Exercise requirements
All lines in the data bearing the string "case" should be identified and copied.

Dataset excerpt
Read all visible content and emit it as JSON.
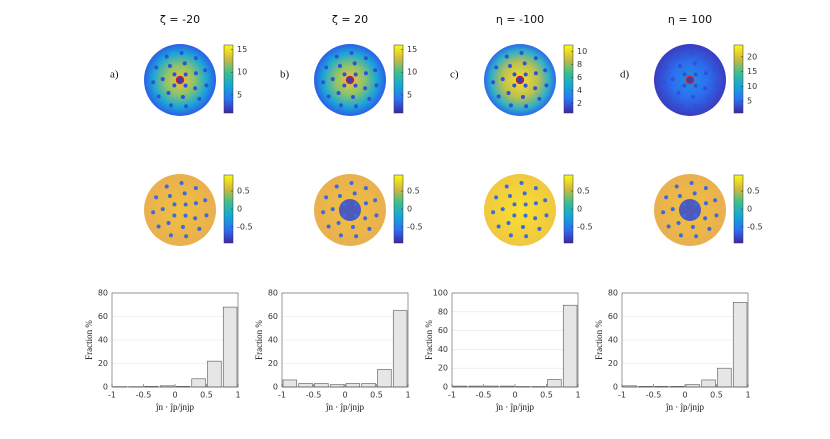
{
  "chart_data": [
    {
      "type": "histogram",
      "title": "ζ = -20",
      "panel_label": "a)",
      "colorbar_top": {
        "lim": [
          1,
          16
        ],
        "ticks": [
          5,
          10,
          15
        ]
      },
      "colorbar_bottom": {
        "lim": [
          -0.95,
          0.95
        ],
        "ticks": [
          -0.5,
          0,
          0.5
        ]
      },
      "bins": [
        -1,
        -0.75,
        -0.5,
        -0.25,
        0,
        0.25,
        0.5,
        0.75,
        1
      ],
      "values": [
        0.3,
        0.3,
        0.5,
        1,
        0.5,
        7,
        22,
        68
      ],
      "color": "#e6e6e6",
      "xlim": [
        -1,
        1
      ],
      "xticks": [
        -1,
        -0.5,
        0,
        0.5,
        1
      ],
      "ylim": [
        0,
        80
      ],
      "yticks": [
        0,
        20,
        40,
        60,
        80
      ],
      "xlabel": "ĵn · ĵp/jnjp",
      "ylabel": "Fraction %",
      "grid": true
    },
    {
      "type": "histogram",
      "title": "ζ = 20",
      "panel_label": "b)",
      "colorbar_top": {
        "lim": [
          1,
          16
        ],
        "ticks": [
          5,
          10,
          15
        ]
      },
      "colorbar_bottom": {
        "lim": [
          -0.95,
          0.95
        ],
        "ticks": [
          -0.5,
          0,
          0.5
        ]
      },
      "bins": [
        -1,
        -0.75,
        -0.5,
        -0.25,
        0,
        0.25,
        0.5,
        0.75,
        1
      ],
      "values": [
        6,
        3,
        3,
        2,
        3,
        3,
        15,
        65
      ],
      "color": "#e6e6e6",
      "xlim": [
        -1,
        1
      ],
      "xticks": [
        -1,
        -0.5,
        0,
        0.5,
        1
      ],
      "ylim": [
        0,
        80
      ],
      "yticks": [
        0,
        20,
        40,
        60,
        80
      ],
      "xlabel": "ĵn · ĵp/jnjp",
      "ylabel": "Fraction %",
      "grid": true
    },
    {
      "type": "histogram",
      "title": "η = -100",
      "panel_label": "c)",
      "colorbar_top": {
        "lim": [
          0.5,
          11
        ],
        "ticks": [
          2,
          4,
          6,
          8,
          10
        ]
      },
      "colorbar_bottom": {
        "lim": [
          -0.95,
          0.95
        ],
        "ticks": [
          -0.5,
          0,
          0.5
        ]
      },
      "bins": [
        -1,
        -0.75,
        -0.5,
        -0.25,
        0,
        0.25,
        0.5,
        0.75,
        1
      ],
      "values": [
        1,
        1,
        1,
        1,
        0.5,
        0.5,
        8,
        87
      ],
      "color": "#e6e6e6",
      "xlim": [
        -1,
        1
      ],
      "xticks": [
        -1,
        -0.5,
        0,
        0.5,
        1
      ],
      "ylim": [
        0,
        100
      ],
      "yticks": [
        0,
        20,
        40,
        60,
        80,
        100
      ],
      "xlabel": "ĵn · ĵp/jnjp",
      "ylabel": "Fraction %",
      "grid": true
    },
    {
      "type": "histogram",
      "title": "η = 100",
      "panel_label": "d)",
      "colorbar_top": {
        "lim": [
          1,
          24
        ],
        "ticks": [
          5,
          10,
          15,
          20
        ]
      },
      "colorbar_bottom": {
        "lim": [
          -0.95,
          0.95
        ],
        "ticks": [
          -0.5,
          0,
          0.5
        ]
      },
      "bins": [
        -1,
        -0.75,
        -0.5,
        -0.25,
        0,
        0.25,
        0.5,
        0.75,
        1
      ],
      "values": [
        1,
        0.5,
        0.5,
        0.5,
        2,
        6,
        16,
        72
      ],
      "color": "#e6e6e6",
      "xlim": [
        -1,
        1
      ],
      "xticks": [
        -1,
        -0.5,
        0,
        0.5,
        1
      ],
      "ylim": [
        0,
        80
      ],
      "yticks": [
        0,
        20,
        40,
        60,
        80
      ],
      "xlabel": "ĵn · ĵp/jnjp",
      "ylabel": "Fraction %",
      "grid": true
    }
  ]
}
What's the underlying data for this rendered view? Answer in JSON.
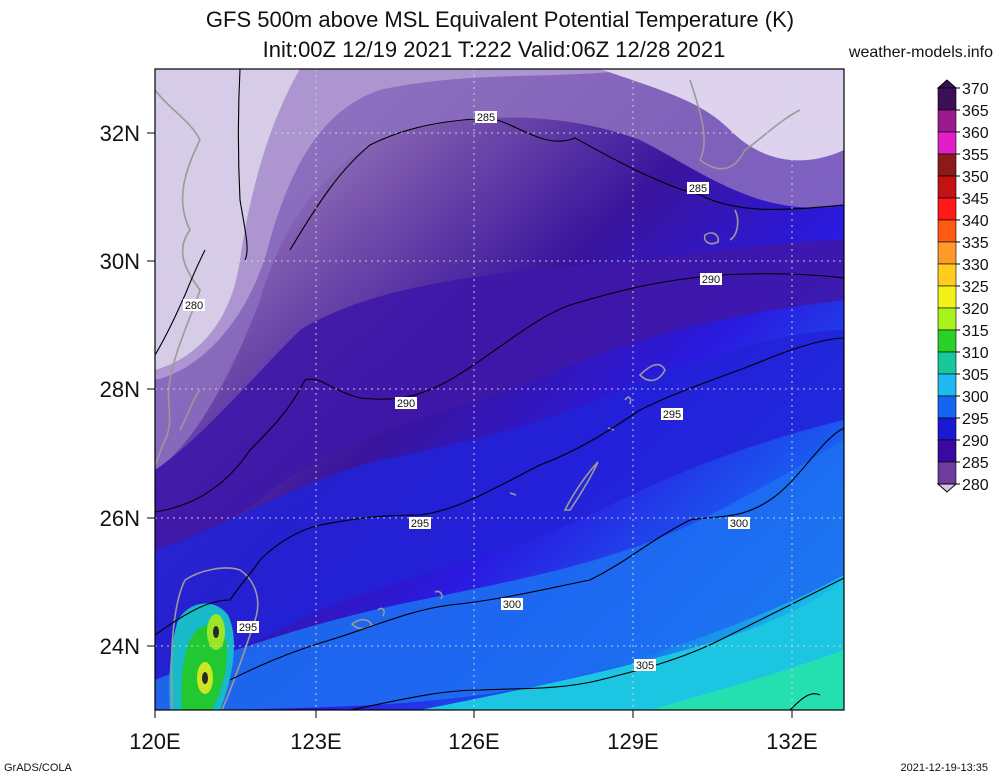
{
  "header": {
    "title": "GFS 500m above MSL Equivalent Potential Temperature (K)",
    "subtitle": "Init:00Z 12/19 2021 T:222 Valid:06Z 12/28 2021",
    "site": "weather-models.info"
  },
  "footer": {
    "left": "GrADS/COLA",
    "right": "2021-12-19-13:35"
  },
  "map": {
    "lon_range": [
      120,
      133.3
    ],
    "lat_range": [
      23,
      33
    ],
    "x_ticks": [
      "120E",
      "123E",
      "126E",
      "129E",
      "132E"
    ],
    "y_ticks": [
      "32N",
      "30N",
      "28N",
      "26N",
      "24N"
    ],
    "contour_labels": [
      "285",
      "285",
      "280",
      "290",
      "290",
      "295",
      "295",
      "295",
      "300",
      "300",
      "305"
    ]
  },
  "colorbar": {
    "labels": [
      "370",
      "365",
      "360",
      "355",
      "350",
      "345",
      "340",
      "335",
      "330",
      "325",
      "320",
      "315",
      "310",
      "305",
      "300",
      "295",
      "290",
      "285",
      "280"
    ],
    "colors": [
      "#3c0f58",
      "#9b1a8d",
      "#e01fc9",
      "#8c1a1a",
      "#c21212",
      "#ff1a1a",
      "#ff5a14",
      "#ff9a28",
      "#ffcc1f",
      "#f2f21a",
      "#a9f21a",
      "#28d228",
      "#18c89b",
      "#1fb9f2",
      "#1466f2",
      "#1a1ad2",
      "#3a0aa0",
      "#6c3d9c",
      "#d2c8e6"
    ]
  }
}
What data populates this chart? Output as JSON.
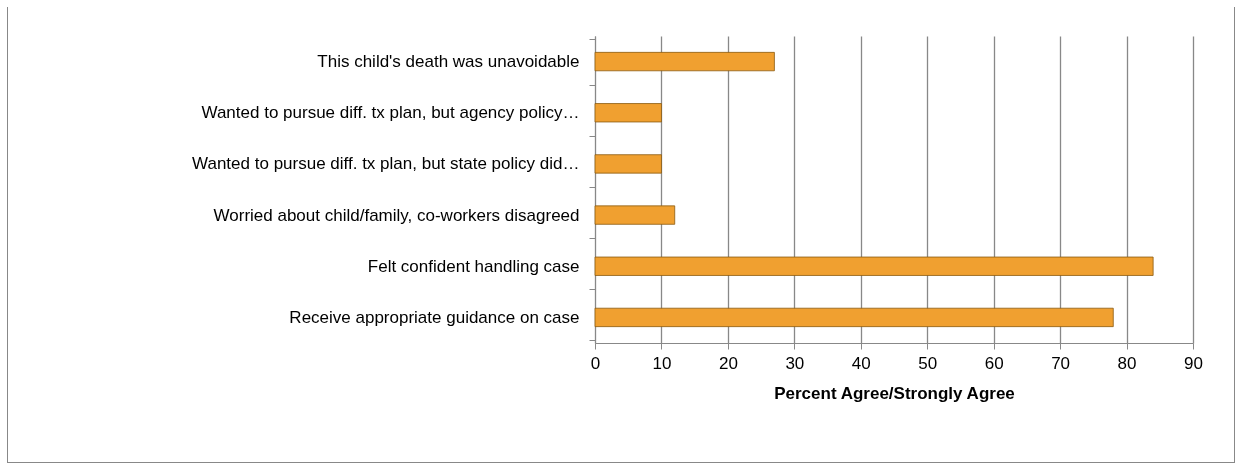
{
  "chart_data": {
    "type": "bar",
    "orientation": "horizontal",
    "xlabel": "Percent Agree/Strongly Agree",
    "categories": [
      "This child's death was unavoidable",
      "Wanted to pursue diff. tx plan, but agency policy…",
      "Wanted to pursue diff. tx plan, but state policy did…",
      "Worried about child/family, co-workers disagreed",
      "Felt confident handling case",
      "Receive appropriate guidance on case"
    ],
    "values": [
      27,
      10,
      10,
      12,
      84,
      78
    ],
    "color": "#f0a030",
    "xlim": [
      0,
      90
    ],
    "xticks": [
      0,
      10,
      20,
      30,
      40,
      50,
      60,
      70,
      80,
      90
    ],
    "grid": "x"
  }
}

Answer to the exercise
      "Felt confident handling case",
      "Receive appropriate guidance on case"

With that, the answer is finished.